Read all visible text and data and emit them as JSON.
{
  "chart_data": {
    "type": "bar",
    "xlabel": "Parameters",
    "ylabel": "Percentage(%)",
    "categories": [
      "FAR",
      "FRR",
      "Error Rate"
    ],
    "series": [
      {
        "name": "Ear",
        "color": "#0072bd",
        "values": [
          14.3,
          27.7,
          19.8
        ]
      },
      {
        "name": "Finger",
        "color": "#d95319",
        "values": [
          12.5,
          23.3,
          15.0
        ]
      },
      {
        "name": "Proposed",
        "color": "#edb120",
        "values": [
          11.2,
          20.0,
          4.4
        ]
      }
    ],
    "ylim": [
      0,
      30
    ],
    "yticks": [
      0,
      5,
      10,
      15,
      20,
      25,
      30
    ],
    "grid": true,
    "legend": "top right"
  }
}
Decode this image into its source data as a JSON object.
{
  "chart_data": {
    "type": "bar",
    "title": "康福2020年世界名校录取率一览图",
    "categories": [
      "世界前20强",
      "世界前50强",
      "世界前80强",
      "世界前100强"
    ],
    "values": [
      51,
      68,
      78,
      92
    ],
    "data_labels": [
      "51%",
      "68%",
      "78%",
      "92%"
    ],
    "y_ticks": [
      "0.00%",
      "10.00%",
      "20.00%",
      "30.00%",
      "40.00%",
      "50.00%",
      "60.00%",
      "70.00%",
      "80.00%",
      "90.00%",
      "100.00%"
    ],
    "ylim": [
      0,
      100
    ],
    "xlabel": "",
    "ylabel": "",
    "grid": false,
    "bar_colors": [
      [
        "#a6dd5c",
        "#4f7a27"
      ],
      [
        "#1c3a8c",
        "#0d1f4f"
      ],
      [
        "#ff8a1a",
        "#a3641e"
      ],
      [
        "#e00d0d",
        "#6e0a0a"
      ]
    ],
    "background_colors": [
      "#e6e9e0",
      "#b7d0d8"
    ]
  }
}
-*-*-
_Task to carry out_. Transcribe all lines as written.

_Reply to the task_.
Read all visible text and data and emit them as JSON.
{
  "chart_data": {
    "type": "bar",
    "xlabel": "Parameters",
    "ylabel": "Percentage(%)",
    "categories": [
      "FAR",
      "FRR",
      "Error Rate"
    ],
    "series": [
      {
        "name": "Ear",
        "color": "#0072bd",
        "values": [
          14.3,
          27.7,
          19.8
        ]
      },
      {
        "name": "Finger",
        "color": "#d95319",
        "values": [
          12.5,
          23.3,
          15.0
        ]
      },
      {
        "name": "Proposed",
        "color": "#edb120",
        "values": [
          11.2,
          20.0,
          4.4
        ]
      }
    ],
    "ylim": [
      0,
      30
    ],
    "yticks": [
      0,
      5,
      10,
      15,
      20,
      25,
      30
    ],
    "grid": true,
    "legend": "top right"
  }
}
Decode this image into its source data as a JSON object.
{
  "chart_data": {
    "type": "bar",
    "title": "康福2020年世界名校录取率一览图",
    "categories": [
      "世界前20强",
      "世界前50强",
      "世界前80强",
      "世界前100强"
    ],
    "values": [
      51,
      68,
      78,
      92
    ],
    "data_labels": [
      "51%",
      "68%",
      "78%",
      "92%"
    ],
    "y_ticks": [
      "0.00%",
      "10.00%",
      "20.00%",
      "30.00%",
      "40.00%",
      "50.00%",
      "60.00%",
      "70.00%",
      "80.00%",
      "90.00%",
      "100.00%"
    ],
    "ylim": [
      0,
      100
    ],
    "xlabel": "",
    "ylabel": "",
    "grid": false,
    "bar_colors": [
      [
        "#a6dd5c",
        "#4f7a27"
      ],
      [
        "#1c3a8c",
        "#0d1f4f"
      ],
      [
        "#ff8a1a",
        "#a3641e"
      ],
      [
        "#e00d0d",
        "#6e0a0a"
      ]
    ],
    "background_colors": [
      "#e6e9e0",
      "#b7d0d8"
    ]
  }
}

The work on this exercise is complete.